PROBLEM –
Every entry must be echoed exactly.

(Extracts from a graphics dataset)
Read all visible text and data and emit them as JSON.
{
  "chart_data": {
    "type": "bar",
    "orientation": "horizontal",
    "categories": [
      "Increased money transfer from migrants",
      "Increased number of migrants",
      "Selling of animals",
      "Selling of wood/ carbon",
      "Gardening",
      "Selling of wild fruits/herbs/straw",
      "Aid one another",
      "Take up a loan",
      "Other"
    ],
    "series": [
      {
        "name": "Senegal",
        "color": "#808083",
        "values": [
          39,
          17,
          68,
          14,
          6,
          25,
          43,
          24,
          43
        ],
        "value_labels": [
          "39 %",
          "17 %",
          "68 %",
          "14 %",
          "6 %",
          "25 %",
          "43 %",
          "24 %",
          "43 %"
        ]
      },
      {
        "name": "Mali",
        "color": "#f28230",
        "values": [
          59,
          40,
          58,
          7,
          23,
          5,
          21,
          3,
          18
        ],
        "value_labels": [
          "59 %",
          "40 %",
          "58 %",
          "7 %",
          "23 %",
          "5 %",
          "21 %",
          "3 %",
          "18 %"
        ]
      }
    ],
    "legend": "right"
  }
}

EXERCISE RESPONSE –
Read all visible text and data and emit them as JSON.
{
  "chart_data": {
    "type": "bar",
    "orientation": "horizontal",
    "categories": [
      "Increased money transfer from migrants",
      "Increased number of migrants",
      "Selling of animals",
      "Selling of wood/ carbon",
      "Gardening",
      "Selling of wild fruits/herbs/straw",
      "Aid one another",
      "Take up a loan",
      "Other"
    ],
    "series": [
      {
        "name": "Senegal",
        "color": "#808083",
        "values": [
          39,
          17,
          68,
          14,
          6,
          25,
          43,
          24,
          43
        ],
        "value_labels": [
          "39 %",
          "17 %",
          "68 %",
          "14 %",
          "6 %",
          "25 %",
          "43 %",
          "24 %",
          "43 %"
        ]
      },
      {
        "name": "Mali",
        "color": "#f28230",
        "values": [
          59,
          40,
          58,
          7,
          23,
          5,
          21,
          3,
          18
        ],
        "value_labels": [
          "59 %",
          "40 %",
          "58 %",
          "7 %",
          "23 %",
          "5 %",
          "21 %",
          "3 %",
          "18 %"
        ]
      }
    ],
    "legend": "right"
  }
}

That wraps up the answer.